* **Records about charts and figures**:
** begin **
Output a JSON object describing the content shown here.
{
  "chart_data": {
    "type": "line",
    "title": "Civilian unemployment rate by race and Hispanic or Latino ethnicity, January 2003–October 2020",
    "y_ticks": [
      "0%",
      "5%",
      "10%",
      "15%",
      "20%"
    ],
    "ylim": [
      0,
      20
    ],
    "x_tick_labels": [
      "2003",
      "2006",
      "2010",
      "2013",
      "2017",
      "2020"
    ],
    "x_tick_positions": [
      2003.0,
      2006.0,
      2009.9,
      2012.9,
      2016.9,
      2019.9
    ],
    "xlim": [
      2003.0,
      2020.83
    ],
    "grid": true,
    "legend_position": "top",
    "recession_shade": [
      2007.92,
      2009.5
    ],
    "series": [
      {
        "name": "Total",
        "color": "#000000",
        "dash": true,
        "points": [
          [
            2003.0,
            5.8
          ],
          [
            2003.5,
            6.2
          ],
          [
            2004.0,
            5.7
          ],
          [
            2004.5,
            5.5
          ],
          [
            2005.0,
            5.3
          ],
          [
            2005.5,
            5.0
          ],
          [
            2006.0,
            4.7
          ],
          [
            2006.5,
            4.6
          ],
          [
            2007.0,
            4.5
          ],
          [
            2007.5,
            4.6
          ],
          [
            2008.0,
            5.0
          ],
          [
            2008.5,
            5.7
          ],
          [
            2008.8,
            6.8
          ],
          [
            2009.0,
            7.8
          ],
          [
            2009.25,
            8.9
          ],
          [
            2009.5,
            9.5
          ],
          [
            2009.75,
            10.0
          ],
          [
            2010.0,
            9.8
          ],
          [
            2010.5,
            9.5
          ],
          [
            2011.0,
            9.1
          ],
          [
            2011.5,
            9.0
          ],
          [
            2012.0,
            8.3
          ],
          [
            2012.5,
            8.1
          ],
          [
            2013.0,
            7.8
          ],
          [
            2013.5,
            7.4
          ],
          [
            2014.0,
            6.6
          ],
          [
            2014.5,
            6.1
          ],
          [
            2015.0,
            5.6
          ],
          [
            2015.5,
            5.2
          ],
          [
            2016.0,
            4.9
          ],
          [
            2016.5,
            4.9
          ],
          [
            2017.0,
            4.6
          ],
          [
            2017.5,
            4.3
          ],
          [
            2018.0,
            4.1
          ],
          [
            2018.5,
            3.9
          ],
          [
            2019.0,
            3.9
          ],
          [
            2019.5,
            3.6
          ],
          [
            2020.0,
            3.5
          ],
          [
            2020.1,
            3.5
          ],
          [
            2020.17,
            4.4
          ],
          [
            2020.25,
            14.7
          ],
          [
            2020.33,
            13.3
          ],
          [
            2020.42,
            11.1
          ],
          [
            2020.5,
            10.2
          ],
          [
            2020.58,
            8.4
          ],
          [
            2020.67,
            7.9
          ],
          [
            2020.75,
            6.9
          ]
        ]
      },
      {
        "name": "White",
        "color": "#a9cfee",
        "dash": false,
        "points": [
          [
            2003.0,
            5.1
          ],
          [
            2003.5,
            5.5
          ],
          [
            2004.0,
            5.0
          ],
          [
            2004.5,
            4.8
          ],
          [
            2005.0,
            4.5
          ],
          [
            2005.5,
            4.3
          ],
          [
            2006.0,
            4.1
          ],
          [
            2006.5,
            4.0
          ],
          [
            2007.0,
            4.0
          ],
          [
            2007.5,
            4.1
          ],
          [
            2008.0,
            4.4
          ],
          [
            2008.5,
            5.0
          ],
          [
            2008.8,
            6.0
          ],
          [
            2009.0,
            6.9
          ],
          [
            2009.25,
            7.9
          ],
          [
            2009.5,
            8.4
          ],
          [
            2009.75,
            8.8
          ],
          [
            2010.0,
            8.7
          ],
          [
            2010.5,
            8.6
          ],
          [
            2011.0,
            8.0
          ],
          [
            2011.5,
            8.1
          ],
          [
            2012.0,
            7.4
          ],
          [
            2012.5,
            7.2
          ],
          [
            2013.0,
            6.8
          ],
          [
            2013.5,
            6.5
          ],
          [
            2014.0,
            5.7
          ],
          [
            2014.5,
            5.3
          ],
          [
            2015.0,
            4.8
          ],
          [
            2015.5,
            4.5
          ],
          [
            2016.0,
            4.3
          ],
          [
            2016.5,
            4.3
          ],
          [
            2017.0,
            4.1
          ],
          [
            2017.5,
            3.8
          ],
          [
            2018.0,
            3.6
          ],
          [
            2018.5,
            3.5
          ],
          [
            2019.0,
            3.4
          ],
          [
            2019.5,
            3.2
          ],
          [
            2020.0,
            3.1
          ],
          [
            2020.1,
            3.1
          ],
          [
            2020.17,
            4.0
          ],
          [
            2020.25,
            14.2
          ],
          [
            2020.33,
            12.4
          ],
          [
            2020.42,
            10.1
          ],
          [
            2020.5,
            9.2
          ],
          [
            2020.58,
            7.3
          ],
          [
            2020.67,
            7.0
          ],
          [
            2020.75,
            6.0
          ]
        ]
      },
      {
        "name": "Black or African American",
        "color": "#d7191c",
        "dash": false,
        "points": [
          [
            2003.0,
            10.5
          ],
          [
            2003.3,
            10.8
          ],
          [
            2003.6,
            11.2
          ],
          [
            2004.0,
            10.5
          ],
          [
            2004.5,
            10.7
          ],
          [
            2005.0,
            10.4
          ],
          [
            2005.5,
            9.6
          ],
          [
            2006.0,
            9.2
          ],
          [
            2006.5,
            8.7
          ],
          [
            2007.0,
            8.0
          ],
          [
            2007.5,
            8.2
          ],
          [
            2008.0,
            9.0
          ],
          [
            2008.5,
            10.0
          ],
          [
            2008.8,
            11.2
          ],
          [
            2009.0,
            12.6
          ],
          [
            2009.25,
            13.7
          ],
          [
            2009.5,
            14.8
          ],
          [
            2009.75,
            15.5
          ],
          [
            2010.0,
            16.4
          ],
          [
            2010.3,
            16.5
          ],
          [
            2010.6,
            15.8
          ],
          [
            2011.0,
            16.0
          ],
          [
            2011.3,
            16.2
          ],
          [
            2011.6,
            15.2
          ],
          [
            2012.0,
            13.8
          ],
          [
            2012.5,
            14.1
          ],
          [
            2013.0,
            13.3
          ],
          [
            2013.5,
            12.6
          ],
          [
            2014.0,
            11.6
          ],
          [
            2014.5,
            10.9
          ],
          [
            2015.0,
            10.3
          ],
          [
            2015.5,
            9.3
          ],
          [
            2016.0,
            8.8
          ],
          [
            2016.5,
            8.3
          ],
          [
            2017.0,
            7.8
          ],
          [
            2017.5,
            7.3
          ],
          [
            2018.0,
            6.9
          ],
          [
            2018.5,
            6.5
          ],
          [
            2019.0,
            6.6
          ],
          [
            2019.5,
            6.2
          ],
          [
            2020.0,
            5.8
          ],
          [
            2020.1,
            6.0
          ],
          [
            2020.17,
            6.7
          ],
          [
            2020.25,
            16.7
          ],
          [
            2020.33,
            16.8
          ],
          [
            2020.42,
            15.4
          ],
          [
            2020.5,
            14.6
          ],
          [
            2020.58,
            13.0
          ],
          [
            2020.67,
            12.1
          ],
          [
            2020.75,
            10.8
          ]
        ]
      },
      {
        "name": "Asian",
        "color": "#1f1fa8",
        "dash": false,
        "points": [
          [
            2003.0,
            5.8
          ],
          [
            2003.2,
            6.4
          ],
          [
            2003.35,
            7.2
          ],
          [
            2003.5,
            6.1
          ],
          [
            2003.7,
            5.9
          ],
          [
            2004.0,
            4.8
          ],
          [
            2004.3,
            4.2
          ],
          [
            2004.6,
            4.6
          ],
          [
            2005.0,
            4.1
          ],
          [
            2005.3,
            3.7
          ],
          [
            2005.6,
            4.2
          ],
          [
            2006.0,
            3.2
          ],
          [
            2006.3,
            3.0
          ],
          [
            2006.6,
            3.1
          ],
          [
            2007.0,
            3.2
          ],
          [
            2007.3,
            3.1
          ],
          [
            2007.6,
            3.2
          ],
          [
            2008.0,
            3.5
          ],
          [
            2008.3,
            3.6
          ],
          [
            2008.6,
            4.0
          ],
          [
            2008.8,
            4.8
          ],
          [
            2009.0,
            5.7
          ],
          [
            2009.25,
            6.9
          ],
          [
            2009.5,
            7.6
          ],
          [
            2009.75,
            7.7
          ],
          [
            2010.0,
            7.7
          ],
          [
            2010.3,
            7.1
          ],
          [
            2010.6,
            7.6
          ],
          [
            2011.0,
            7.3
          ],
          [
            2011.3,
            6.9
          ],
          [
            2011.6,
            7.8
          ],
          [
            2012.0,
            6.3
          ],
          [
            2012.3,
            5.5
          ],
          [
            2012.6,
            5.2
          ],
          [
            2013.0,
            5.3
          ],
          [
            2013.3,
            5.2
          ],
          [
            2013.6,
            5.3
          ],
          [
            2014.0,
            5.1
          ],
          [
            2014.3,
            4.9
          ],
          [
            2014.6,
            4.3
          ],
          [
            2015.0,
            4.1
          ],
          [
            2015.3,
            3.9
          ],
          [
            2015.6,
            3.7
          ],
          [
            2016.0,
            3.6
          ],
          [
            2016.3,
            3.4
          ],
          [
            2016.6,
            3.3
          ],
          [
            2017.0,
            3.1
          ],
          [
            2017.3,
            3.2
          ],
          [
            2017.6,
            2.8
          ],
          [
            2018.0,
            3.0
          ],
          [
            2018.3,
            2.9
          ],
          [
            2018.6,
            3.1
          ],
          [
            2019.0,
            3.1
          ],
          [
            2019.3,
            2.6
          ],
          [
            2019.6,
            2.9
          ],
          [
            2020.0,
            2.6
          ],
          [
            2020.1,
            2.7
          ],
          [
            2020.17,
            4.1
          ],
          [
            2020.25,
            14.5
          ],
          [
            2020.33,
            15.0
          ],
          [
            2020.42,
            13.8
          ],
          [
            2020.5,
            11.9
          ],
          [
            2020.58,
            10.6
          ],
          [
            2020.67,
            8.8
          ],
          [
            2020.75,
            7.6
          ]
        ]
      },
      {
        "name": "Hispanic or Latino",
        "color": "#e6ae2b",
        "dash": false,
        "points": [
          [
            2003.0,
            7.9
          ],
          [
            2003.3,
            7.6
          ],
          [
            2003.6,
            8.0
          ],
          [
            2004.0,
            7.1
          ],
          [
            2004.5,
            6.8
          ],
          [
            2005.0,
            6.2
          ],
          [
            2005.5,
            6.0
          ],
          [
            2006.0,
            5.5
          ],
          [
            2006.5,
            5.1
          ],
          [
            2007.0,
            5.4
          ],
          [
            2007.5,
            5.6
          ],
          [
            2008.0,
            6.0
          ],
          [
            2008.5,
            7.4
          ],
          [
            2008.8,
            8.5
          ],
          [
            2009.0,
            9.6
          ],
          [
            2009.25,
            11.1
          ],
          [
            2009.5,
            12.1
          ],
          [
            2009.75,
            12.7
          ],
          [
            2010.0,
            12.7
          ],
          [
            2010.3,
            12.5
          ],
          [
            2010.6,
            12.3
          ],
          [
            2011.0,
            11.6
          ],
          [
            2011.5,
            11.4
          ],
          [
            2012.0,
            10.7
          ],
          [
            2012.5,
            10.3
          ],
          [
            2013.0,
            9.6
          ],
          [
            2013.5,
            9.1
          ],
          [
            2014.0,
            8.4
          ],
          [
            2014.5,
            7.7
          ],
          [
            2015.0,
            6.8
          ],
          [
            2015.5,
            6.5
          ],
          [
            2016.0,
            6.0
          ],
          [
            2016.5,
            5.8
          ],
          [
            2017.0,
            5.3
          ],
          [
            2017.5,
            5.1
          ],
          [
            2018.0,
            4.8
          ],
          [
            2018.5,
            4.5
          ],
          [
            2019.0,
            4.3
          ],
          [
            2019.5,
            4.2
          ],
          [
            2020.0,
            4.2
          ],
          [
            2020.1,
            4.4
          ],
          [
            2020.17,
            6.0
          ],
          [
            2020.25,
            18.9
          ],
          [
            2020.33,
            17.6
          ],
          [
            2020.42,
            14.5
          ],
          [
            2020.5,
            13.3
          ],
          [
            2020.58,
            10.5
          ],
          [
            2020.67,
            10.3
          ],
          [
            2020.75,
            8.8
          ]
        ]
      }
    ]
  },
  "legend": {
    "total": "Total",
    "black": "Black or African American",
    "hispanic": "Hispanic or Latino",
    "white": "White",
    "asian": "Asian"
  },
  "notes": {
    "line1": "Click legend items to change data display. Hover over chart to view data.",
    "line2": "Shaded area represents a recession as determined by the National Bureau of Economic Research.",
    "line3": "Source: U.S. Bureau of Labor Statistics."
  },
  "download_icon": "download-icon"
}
** end **
* **Instructions to follow**:
Identify and extract each line of the listing that contains "Black".

* **Written answer**:
        "name": "Black or African American",
    "black": "Black or African American",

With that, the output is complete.